(Collection entries)

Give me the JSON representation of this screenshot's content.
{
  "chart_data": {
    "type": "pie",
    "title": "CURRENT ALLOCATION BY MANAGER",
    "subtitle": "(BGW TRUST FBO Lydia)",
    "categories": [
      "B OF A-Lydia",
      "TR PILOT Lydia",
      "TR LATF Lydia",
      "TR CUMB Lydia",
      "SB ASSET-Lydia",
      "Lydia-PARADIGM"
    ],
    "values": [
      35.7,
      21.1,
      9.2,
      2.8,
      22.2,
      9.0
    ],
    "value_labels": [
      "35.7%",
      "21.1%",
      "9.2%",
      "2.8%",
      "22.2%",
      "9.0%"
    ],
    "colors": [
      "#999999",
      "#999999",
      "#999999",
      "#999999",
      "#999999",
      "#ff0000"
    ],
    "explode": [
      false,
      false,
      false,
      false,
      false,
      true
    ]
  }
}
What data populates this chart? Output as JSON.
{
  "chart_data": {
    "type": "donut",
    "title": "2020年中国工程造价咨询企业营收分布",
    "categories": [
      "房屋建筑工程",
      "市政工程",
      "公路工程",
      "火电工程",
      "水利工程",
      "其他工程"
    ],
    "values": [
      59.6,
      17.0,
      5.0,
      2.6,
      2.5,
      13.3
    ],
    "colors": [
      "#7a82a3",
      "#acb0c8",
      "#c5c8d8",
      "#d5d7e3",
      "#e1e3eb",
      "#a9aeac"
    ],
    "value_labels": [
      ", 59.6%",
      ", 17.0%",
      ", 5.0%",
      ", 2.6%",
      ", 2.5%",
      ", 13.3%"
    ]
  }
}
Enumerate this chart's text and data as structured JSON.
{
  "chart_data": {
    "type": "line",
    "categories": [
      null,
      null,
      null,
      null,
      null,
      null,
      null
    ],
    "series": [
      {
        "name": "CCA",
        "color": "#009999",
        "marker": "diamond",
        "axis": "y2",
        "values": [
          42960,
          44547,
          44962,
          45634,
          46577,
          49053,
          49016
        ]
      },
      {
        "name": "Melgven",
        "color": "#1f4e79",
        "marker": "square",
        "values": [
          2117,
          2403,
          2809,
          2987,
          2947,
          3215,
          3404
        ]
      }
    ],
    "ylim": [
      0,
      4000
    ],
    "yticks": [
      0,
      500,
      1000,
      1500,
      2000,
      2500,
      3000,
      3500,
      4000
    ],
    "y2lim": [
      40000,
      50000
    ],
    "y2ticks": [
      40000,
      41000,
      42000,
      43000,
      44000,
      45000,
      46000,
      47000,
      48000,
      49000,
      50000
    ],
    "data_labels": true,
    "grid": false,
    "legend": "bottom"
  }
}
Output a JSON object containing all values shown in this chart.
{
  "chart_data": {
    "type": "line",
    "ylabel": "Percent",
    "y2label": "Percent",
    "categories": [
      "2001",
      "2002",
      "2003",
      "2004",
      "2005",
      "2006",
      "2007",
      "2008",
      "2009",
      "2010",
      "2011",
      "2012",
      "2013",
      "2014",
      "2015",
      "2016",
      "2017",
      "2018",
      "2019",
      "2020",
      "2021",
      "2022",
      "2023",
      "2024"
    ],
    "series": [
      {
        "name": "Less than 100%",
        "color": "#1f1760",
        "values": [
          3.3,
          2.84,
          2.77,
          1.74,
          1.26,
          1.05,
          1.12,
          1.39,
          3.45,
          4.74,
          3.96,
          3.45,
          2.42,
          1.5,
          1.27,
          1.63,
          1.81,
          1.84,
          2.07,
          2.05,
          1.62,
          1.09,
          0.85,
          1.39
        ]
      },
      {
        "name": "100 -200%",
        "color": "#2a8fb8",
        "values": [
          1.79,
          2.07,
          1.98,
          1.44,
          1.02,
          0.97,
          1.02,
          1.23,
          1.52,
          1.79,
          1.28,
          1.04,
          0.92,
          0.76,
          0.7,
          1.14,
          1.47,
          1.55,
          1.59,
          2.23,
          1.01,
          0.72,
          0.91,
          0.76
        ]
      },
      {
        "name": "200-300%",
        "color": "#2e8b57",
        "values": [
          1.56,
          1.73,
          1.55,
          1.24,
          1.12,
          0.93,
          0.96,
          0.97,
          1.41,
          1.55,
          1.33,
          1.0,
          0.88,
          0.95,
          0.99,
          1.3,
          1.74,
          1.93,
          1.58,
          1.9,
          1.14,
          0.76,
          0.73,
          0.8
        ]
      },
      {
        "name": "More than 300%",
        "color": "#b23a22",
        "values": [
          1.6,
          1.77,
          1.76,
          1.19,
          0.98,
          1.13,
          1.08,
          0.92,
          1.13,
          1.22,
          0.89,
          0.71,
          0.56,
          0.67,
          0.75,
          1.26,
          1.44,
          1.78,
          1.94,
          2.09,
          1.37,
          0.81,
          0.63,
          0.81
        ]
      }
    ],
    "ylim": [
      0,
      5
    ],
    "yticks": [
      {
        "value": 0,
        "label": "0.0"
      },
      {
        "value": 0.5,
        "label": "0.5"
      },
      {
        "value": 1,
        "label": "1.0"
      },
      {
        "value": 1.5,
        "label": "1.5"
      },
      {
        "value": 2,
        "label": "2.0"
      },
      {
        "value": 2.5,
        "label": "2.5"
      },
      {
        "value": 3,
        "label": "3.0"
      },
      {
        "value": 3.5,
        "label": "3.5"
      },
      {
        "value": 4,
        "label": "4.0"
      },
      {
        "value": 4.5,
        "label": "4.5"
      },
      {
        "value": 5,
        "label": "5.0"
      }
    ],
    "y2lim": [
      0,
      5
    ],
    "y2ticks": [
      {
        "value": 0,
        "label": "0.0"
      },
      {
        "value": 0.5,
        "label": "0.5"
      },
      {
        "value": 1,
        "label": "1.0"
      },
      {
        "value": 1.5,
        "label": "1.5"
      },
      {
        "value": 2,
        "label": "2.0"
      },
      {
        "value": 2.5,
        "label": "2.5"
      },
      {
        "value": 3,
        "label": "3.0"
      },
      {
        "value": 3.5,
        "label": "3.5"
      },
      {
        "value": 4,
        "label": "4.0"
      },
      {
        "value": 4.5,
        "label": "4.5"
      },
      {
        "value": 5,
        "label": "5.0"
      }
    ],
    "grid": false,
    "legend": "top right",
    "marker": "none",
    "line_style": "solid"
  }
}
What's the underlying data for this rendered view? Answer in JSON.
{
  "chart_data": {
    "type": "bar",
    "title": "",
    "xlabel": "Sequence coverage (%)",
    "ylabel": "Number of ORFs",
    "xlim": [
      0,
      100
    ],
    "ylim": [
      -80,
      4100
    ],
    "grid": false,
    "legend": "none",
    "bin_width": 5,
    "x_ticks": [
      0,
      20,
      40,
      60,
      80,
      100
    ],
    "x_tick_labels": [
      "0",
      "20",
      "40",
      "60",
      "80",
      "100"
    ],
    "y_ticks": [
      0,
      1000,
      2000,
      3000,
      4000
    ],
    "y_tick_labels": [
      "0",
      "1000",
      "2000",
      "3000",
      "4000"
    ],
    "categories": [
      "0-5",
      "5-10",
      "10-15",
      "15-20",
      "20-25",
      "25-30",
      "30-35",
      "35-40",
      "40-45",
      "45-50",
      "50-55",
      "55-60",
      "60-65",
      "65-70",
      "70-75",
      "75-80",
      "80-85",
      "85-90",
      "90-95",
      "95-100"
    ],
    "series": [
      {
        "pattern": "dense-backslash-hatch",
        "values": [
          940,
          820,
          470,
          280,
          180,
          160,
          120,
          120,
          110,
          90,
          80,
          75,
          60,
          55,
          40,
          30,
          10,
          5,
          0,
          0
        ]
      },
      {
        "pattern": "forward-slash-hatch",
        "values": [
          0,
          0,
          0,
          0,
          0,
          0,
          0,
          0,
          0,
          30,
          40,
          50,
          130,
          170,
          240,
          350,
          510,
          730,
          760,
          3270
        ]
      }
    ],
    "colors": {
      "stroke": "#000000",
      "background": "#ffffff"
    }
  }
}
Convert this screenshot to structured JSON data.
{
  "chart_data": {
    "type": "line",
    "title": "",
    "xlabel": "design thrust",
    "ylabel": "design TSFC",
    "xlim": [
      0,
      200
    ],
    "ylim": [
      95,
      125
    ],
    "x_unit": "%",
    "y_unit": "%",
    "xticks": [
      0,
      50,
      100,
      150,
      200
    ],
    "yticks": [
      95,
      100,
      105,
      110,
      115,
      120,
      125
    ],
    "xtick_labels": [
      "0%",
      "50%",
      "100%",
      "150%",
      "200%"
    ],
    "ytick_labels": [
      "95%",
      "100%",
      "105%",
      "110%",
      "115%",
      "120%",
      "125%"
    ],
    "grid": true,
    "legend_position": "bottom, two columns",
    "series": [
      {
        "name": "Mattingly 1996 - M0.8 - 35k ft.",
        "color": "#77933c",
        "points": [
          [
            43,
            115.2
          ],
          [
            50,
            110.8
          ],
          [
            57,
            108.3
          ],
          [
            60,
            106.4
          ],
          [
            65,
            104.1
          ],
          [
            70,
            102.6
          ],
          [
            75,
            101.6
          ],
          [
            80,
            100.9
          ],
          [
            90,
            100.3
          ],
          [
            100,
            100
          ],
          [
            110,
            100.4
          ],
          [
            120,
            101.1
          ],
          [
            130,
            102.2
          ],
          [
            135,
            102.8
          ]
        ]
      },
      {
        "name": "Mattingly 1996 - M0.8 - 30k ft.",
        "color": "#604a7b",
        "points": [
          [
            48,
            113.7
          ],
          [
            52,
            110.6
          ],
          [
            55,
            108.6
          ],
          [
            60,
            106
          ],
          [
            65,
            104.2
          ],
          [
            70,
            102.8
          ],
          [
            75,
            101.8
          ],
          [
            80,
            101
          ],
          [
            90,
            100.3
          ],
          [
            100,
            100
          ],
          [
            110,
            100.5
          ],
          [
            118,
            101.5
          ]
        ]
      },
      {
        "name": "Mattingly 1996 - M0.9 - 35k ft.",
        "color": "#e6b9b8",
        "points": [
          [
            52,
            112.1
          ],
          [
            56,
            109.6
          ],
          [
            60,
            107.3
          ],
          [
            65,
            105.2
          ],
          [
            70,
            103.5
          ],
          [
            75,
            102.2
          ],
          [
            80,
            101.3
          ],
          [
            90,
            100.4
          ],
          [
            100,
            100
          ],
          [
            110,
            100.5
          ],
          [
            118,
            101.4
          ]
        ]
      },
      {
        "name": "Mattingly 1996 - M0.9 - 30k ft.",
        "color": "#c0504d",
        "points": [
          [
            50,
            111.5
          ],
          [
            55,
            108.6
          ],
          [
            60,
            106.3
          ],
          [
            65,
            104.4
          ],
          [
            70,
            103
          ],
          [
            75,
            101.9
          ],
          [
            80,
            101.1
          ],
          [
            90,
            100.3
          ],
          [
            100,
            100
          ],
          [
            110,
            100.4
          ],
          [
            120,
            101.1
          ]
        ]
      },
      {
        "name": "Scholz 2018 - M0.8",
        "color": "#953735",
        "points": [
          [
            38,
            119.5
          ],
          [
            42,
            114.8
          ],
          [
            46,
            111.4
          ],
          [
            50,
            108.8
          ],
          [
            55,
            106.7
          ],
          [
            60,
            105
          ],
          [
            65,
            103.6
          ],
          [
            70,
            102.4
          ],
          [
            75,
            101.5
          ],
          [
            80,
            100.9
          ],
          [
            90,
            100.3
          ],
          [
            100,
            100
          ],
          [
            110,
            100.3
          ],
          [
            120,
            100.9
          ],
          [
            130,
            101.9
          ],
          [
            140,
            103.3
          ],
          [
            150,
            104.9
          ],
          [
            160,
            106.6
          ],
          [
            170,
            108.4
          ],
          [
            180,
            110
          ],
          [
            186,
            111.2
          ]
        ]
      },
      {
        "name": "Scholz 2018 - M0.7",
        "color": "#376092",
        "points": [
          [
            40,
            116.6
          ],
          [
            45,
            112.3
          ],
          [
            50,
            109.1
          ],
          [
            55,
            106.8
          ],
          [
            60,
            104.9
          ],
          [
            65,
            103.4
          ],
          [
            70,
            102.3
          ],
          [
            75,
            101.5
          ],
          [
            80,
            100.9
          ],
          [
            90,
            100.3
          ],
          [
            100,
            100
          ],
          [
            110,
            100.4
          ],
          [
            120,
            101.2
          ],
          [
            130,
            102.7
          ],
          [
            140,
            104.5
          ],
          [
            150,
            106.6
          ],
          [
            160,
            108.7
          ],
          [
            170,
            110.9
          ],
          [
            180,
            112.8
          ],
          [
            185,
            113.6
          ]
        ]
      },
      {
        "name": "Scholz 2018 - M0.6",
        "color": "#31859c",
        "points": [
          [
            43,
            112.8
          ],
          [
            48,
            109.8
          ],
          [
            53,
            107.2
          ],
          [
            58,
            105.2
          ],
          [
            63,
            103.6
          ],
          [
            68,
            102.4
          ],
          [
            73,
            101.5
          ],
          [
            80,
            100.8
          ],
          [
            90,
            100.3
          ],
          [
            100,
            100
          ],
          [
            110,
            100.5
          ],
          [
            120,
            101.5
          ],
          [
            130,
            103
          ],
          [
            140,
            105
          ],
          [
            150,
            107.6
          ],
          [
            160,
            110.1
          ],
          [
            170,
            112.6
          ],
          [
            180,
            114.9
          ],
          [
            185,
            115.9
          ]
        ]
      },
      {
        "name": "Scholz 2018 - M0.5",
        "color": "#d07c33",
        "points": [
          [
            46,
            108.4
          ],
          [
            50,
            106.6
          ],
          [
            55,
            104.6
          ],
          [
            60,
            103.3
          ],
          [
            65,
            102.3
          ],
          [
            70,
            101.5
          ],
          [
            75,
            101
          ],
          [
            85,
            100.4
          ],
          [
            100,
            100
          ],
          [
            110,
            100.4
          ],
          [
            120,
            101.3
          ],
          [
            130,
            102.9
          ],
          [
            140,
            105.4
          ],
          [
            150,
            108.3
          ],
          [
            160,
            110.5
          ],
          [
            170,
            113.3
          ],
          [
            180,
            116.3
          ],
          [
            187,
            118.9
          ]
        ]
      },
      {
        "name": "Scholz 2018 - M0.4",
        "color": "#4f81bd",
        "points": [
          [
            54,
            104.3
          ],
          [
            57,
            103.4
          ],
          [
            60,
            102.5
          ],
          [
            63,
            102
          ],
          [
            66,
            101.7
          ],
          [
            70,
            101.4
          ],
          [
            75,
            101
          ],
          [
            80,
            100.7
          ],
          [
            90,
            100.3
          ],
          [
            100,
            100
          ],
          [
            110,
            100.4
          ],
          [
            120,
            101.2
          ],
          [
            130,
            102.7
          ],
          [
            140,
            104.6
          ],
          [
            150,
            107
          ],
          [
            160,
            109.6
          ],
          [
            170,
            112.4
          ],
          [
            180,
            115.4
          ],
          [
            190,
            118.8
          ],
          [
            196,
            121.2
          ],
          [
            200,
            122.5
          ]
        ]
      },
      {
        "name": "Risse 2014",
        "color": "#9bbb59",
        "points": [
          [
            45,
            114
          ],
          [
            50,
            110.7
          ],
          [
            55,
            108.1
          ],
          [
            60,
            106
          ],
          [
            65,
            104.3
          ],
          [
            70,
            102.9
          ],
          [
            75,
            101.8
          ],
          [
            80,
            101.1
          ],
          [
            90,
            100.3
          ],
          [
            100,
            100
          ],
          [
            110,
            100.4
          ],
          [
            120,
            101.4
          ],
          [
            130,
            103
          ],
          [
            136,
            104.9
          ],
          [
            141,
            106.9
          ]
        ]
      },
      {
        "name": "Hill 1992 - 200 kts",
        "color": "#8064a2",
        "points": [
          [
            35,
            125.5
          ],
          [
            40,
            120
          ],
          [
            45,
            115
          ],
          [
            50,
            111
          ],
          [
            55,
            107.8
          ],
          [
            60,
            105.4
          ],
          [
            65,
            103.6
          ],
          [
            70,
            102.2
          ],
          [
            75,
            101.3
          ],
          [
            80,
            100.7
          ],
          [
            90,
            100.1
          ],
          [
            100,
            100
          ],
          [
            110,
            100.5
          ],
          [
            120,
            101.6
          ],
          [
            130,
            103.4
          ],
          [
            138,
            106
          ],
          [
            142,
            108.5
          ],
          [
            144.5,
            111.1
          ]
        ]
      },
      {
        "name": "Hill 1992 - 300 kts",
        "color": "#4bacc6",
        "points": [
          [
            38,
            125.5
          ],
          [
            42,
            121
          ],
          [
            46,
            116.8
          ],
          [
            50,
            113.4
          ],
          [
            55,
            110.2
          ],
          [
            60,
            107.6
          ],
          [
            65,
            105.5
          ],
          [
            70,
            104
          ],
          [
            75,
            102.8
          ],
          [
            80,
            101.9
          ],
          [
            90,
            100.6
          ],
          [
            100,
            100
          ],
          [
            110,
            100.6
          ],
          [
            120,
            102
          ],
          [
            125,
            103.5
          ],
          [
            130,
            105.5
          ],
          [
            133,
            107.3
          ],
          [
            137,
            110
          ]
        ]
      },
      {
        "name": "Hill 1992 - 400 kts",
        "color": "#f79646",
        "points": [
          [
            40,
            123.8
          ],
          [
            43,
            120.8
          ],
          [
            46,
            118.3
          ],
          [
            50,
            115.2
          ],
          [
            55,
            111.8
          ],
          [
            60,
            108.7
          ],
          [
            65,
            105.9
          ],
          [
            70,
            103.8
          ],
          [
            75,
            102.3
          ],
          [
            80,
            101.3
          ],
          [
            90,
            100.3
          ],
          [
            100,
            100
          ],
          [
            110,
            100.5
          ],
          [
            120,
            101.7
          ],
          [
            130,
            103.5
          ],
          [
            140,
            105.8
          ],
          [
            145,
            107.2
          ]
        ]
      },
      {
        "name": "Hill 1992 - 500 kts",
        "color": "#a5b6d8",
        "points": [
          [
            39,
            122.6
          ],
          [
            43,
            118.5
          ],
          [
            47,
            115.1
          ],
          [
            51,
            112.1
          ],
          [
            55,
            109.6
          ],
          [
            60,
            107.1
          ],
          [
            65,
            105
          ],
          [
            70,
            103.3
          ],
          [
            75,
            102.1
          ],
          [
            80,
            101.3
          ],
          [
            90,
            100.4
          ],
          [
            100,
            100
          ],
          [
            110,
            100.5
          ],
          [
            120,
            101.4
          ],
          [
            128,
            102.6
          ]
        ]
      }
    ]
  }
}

◆ Task brief
Say the number of lines in the listing that hold "Hill", with no added words.

◆ Final result
4